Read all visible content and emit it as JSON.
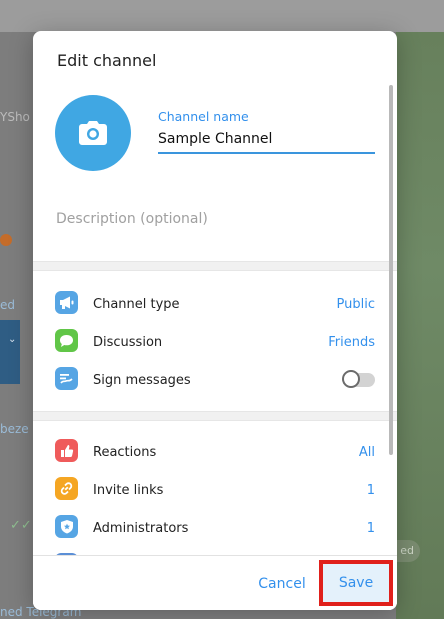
{
  "background": {
    "fragments": [
      "YSho",
      "ed",
      "beze",
      "ned Telegram",
      "ed"
    ]
  },
  "dialog": {
    "title": "Edit channel",
    "channel_name_label": "Channel name",
    "channel_name_value": "Sample Channel",
    "description_placeholder": "Description (optional)"
  },
  "settings": {
    "channel_type": {
      "label": "Channel type",
      "value": "Public",
      "icon": "megaphone-icon",
      "color": "#56a5e4"
    },
    "discussion": {
      "label": "Discussion",
      "value": "Friends",
      "icon": "chat-bubble-icon",
      "color": "#61c648"
    },
    "sign_messages": {
      "label": "Sign messages",
      "enabled": false,
      "icon": "signature-icon",
      "color": "#56a5e4"
    }
  },
  "admin": {
    "reactions": {
      "label": "Reactions",
      "value": "All",
      "icon": "thumbs-up-icon",
      "color": "#ef5b5b"
    },
    "invite_links": {
      "label": "Invite links",
      "value": "1",
      "icon": "link-icon",
      "color": "#f5a623"
    },
    "administrators": {
      "label": "Administrators",
      "value": "1",
      "icon": "shield-star-icon",
      "color": "#56a5e4"
    }
  },
  "footer": {
    "cancel_label": "Cancel",
    "save_label": "Save"
  },
  "colors": {
    "accent": "#3390ec",
    "avatar": "#40a7e3",
    "highlight": "#e0201b"
  }
}
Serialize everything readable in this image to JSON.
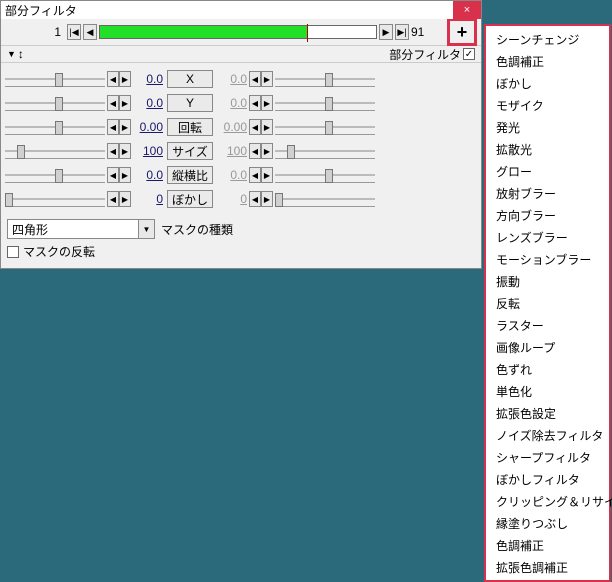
{
  "title": "部分フィルタ",
  "timeline": {
    "start": "1",
    "end": "91"
  },
  "header": {
    "label": "部分フィルタ"
  },
  "params": [
    {
      "name": "X",
      "v1": "0.0",
      "v2": "0.0",
      "t1": 50,
      "t2": 50
    },
    {
      "name": "Y",
      "v1": "0.0",
      "v2": "0.0",
      "t1": 50,
      "t2": 50
    },
    {
      "name": "回転",
      "v1": "0.00",
      "v2": "0.00",
      "t1": 50,
      "t2": 50
    },
    {
      "name": "サイズ",
      "v1": "100",
      "v2": "100",
      "t1": 12,
      "t2": 12
    },
    {
      "name": "縦横比",
      "v1": "0.0",
      "v2": "0.0",
      "t1": 50,
      "t2": 50
    },
    {
      "name": "ぼかし",
      "v1": "0",
      "v2": "0",
      "t1": 0,
      "t2": 0
    }
  ],
  "mask": {
    "label": "マスクの種類",
    "value": "四角形",
    "invert": "マスクの反転"
  },
  "menu": [
    "シーンチェンジ",
    "色調補正",
    "ぼかし",
    "モザイク",
    "発光",
    "拡散光",
    "グロー",
    "放射ブラー",
    "方向ブラー",
    "レンズブラー",
    "モーションブラー",
    "振動",
    "反転",
    "ラスター",
    "画像ループ",
    "色ずれ",
    "単色化",
    "拡張色設定",
    "ノイズ除去フィルタ",
    "シャープフィルタ",
    "ぼかしフィルタ",
    "クリッピング＆リサイズ",
    "縁塗りつぶし",
    "色調補正",
    "拡張色調補正"
  ]
}
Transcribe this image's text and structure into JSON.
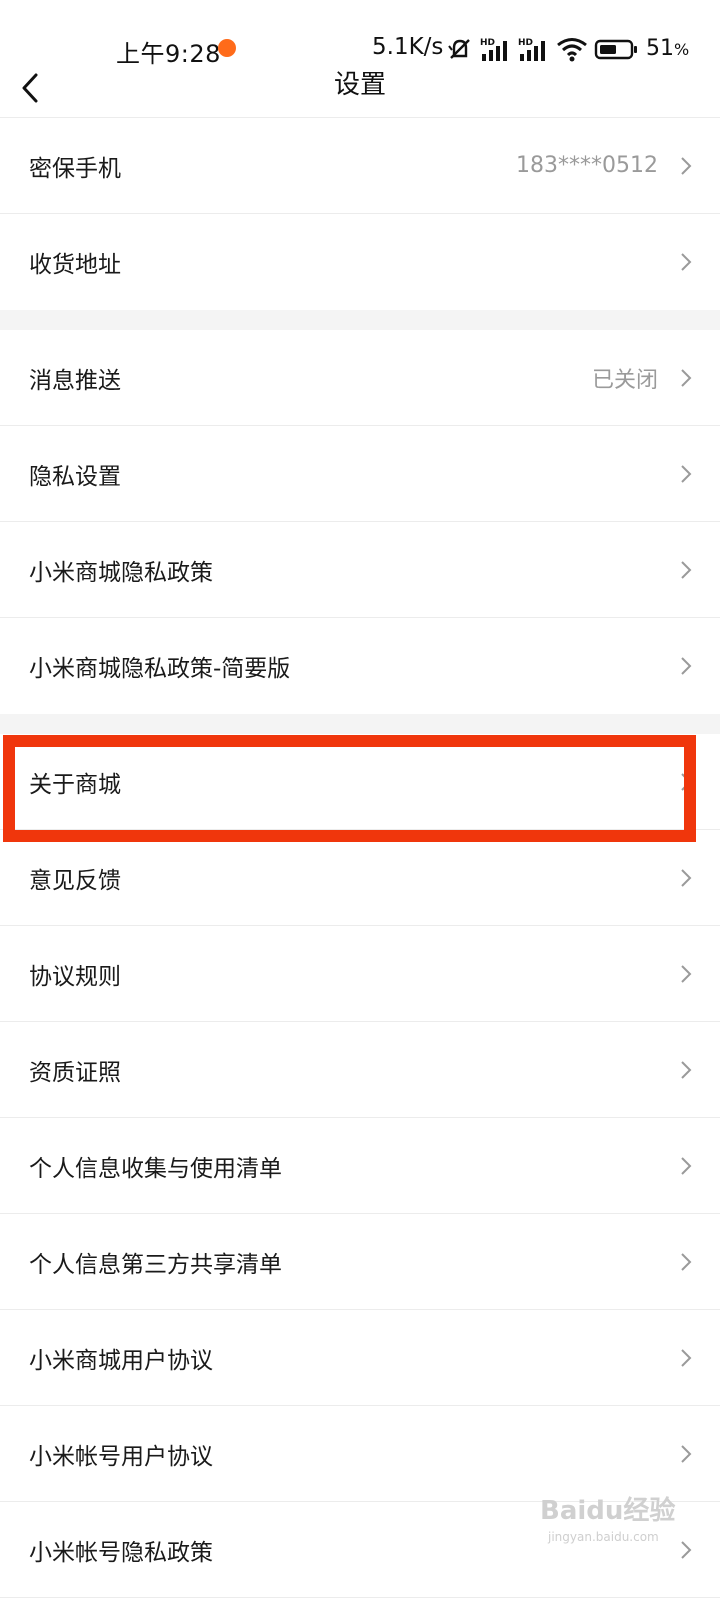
{
  "status_bar": {
    "time": "上午9:28",
    "network_speed": "5.1K/s",
    "battery_percent": "51",
    "battery_unit": "%",
    "accent_dot_color": "#ff6b1a"
  },
  "header": {
    "title": "设置",
    "back_icon": "chevron-left-icon"
  },
  "sections": [
    {
      "items": [
        {
          "label": "密保手机",
          "value": "183****0512"
        },
        {
          "label": "收货地址",
          "value": ""
        }
      ]
    },
    {
      "items": [
        {
          "label": "消息推送",
          "value": "已关闭"
        },
        {
          "label": "隐私设置",
          "value": ""
        },
        {
          "label": "小米商城隐私政策",
          "value": ""
        },
        {
          "label": "小米商城隐私政策-简要版",
          "value": ""
        }
      ]
    },
    {
      "items": [
        {
          "label": "关于商城",
          "value": ""
        },
        {
          "label": "意见反馈",
          "value": ""
        },
        {
          "label": "协议规则",
          "value": ""
        },
        {
          "label": "资质证照",
          "value": ""
        },
        {
          "label": "个人信息收集与使用清单",
          "value": ""
        },
        {
          "label": "个人信息第三方共享清单",
          "value": ""
        },
        {
          "label": "小米商城用户协议",
          "value": ""
        },
        {
          "label": "小米帐号用户协议",
          "value": ""
        },
        {
          "label": "小米帐号隐私政策",
          "value": ""
        }
      ]
    }
  ],
  "highlight": {
    "target": "关于商城",
    "color": "#f0360c"
  },
  "watermark": {
    "text": "Baidu经验",
    "sub": "jingyan.baidu.com"
  }
}
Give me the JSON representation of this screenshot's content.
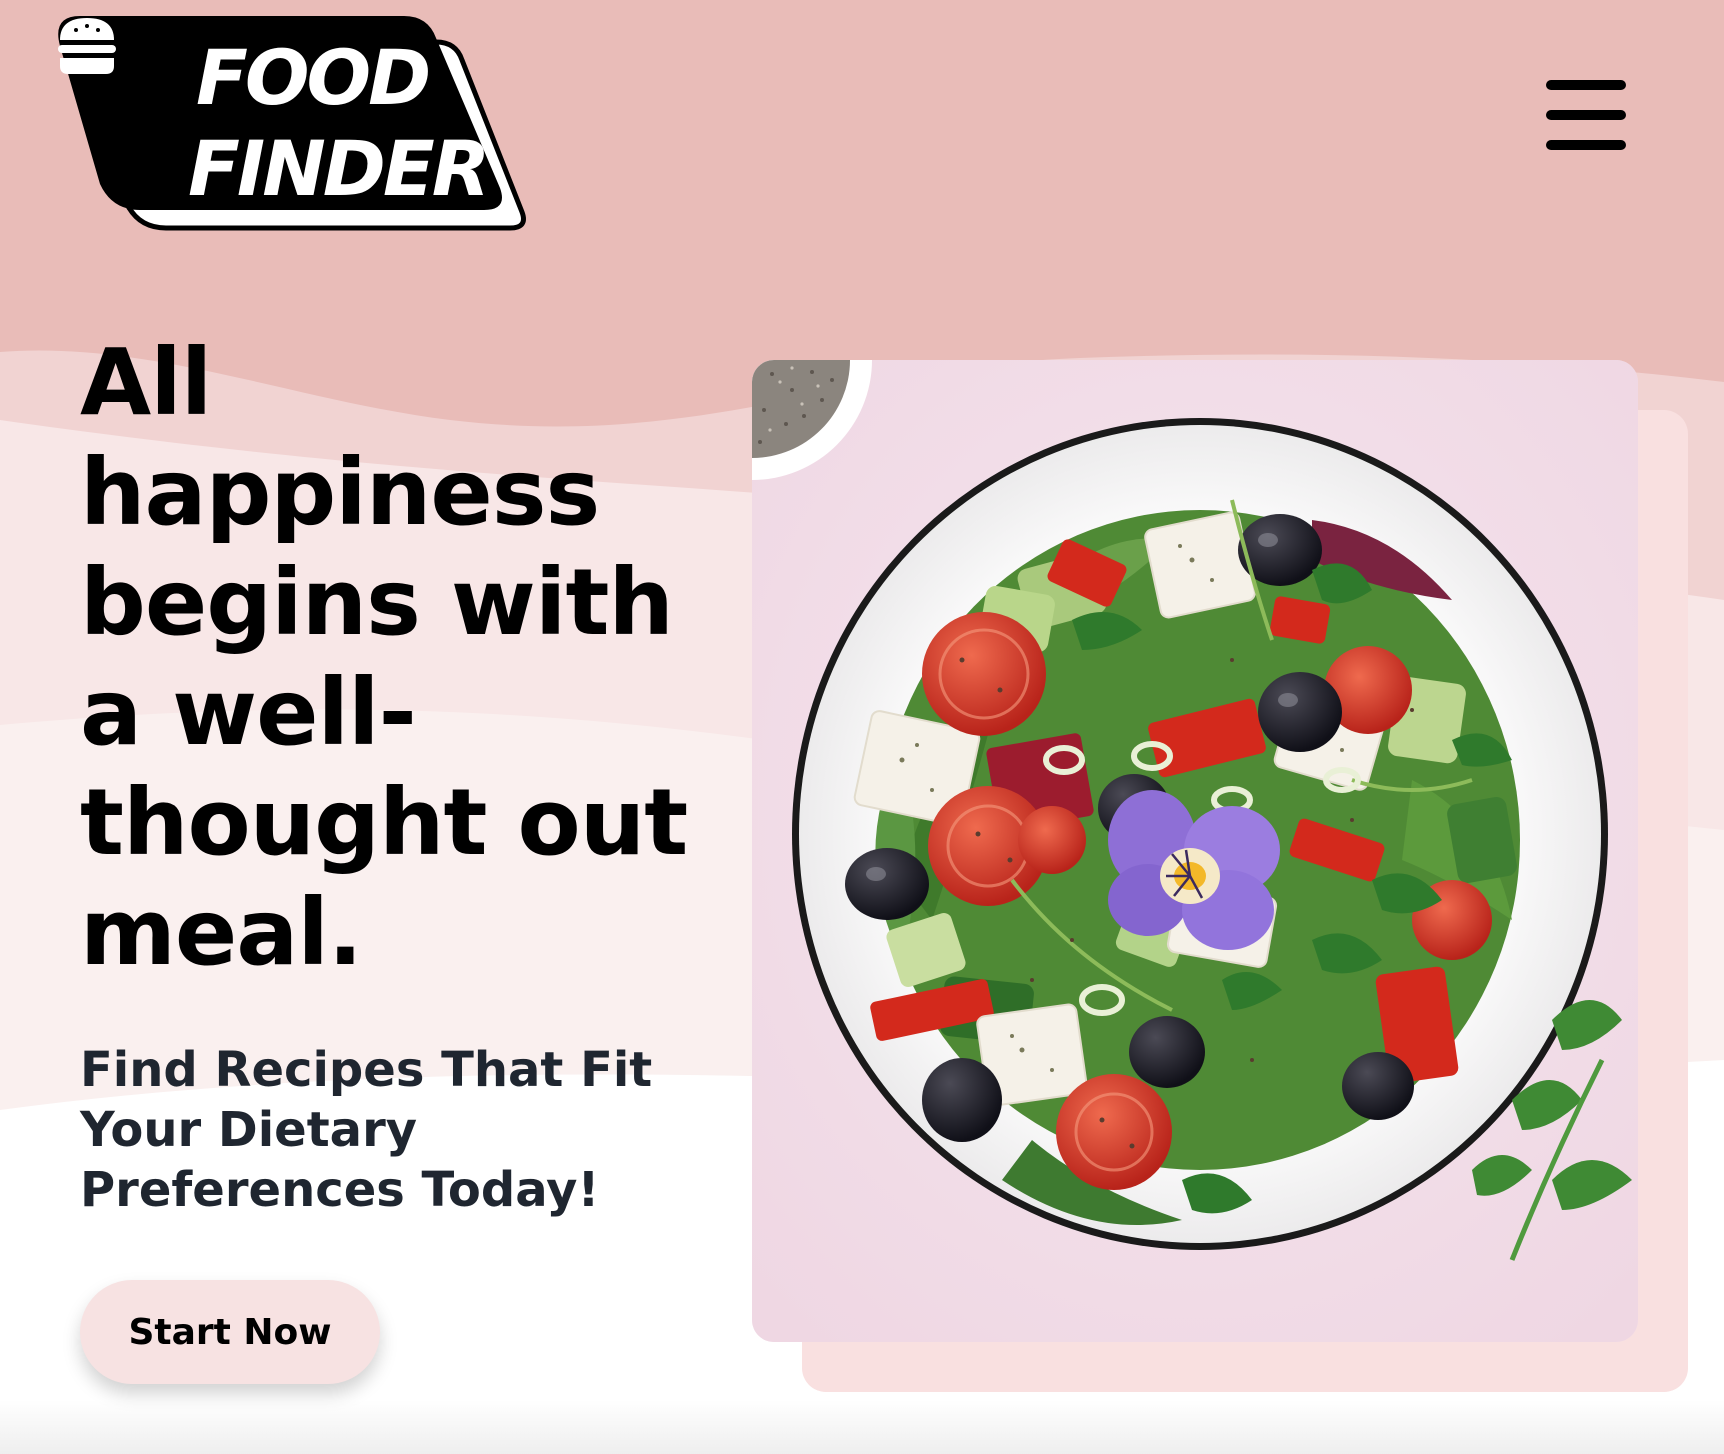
{
  "header": {
    "logo": {
      "line1": "FOOD",
      "line2": "FINDER",
      "icon": "burger-icon"
    },
    "menu_icon": "hamburger-menu-icon"
  },
  "hero": {
    "title_lines": [
      "All",
      "happiness",
      "begins with",
      "a well-",
      "thought out",
      "meal."
    ],
    "subtitle_lines": [
      "Find Recipes That Fit",
      "Your Dietary",
      "Preferences Today!"
    ],
    "cta_label": "Start Now"
  },
  "image": {
    "alt": "salad-bowl-image"
  },
  "colors": {
    "band_top": "#e9bcb8",
    "band_middle": "#f1d2d1",
    "band_light": "#f8e9e8",
    "button_bg": "#f7e2e2",
    "card_bg": "#f3dfe9",
    "card_shadow": "#f9e0e0"
  }
}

○ ○ ○ ○

- TASK INSTRUCTIONS: Take the entries shown above and quote them verbatim, passing over the pictures.

- SOLUTION TO THIS PROBLEM:
Read all visible content and emit it as JSON.
{
  "background": {
    "fragments": [
      "YSho",
      "ed",
      "beze",
      "ned Telegram",
      "ed"
    ]
  },
  "dialog": {
    "title": "Edit channel",
    "channel_name_label": "Channel name",
    "channel_name_value": "Sample Channel",
    "description_placeholder": "Description (optional)"
  },
  "settings": {
    "channel_type": {
      "label": "Channel type",
      "value": "Public",
      "icon": "megaphone-icon",
      "color": "#56a5e4"
    },
    "discussion": {
      "label": "Discussion",
      "value": "Friends",
      "icon": "chat-bubble-icon",
      "color": "#61c648"
    },
    "sign_messages": {
      "label": "Sign messages",
      "enabled": false,
      "icon": "signature-icon",
      "color": "#56a5e4"
    }
  },
  "admin": {
    "reactions": {
      "label": "Reactions",
      "value": "All",
      "icon": "thumbs-up-icon",
      "color": "#ef5b5b"
    },
    "invite_links": {
      "label": "Invite links",
      "value": "1",
      "icon": "link-icon",
      "color": "#f5a623"
    },
    "administrators": {
      "label": "Administrators",
      "value": "1",
      "icon": "shield-star-icon",
      "color": "#56a5e4"
    }
  },
  "footer": {
    "cancel_label": "Cancel",
    "save_label": "Save"
  },
  "colors": {
    "accent": "#3390ec",
    "avatar": "#40a7e3",
    "highlight": "#e0201b"
  }
}
Serialize everything readable in this image to JSON.
{
  "title": "部分フィルタ",
  "timeline": {
    "start": "1",
    "end": "91"
  },
  "header": {
    "label": "部分フィルタ"
  },
  "params": [
    {
      "name": "X",
      "v1": "0.0",
      "v2": "0.0",
      "t1": 50,
      "t2": 50
    },
    {
      "name": "Y",
      "v1": "0.0",
      "v2": "0.0",
      "t1": 50,
      "t2": 50
    },
    {
      "name": "回転",
      "v1": "0.00",
      "v2": "0.00",
      "t1": 50,
      "t2": 50
    },
    {
      "name": "サイズ",
      "v1": "100",
      "v2": "100",
      "t1": 12,
      "t2": 12
    },
    {
      "name": "縦横比",
      "v1": "0.0",
      "v2": "0.0",
      "t1": 50,
      "t2": 50
    },
    {
      "name": "ぼかし",
      "v1": "0",
      "v2": "0",
      "t1": 0,
      "t2": 0
    }
  ],
  "mask": {
    "label": "マスクの種類",
    "value": "四角形",
    "invert": "マスクの反転"
  },
  "menu": [
    "シーンチェンジ",
    "色調補正",
    "ぼかし",
    "モザイク",
    "発光",
    "拡散光",
    "グロー",
    "放射ブラー",
    "方向ブラー",
    "レンズブラー",
    "モーションブラー",
    "振動",
    "反転",
    "ラスター",
    "画像ループ",
    "色ずれ",
    "単色化",
    "拡張色設定",
    "ノイズ除去フィルタ",
    "シャープフィルタ",
    "ぼかしフィルタ",
    "クリッピング＆リサイズ",
    "縁塗りつぶし",
    "色調補正",
    "拡張色調補正"
  ]
}
Transcribe this image's text and structure into JSON.
{
  "status_bar": {
    "time": "上午9:28",
    "network_speed": "5.1K/s",
    "battery_percent": "51",
    "battery_unit": "%",
    "accent_dot_color": "#ff6b1a"
  },
  "header": {
    "title": "设置",
    "back_icon": "chevron-left-icon"
  },
  "sections": [
    {
      "items": [
        {
          "label": "密保手机",
          "value": "183****0512"
        },
        {
          "label": "收货地址",
          "value": ""
        }
      ]
    },
    {
      "items": [
        {
          "label": "消息推送",
          "value": "已关闭"
        },
        {
          "label": "隐私设置",
          "value": ""
        },
        {
          "label": "小米商城隐私政策",
          "value": ""
        },
        {
          "label": "小米商城隐私政策-简要版",
          "value": ""
        }
      ]
    },
    {
      "items": [
        {
          "label": "关于商城",
          "value": ""
        },
        {
          "label": "意见反馈",
          "value": ""
        },
        {
          "label": "协议规则",
          "value": ""
        },
        {
          "label": "资质证照",
          "value": ""
        },
        {
          "label": "个人信息收集与使用清单",
          "value": ""
        },
        {
          "label": "个人信息第三方共享清单",
          "value": ""
        },
        {
          "label": "小米商城用户协议",
          "value": ""
        },
        {
          "label": "小米帐号用户协议",
          "value": ""
        },
        {
          "label": "小米帐号隐私政策",
          "value": ""
        }
      ]
    }
  ],
  "highlight": {
    "target": "关于商城",
    "color": "#f0360c"
  },
  "watermark": {
    "text": "Baidu经验",
    "sub": "jingyan.baidu.com"
  }
}
Give me the JSON representation of this screenshot's content.
{
  "header": {
    "logo": {
      "line1": "FOOD",
      "line2": "FINDER",
      "icon": "burger-icon"
    },
    "menu_icon": "hamburger-menu-icon"
  },
  "hero": {
    "title_lines": [
      "All",
      "happiness",
      "begins with",
      "a well-",
      "thought out",
      "meal."
    ],
    "subtitle_lines": [
      "Find Recipes That Fit",
      "Your Dietary",
      "Preferences Today!"
    ],
    "cta_label": "Start Now"
  },
  "image": {
    "alt": "salad-bowl-image"
  },
  "colors": {
    "band_top": "#e9bcb8",
    "band_middle": "#f1d2d1",
    "band_light": "#f8e9e8",
    "button_bg": "#f7e2e2",
    "card_bg": "#f3dfe9",
    "card_shadow": "#f9e0e0"
  }
}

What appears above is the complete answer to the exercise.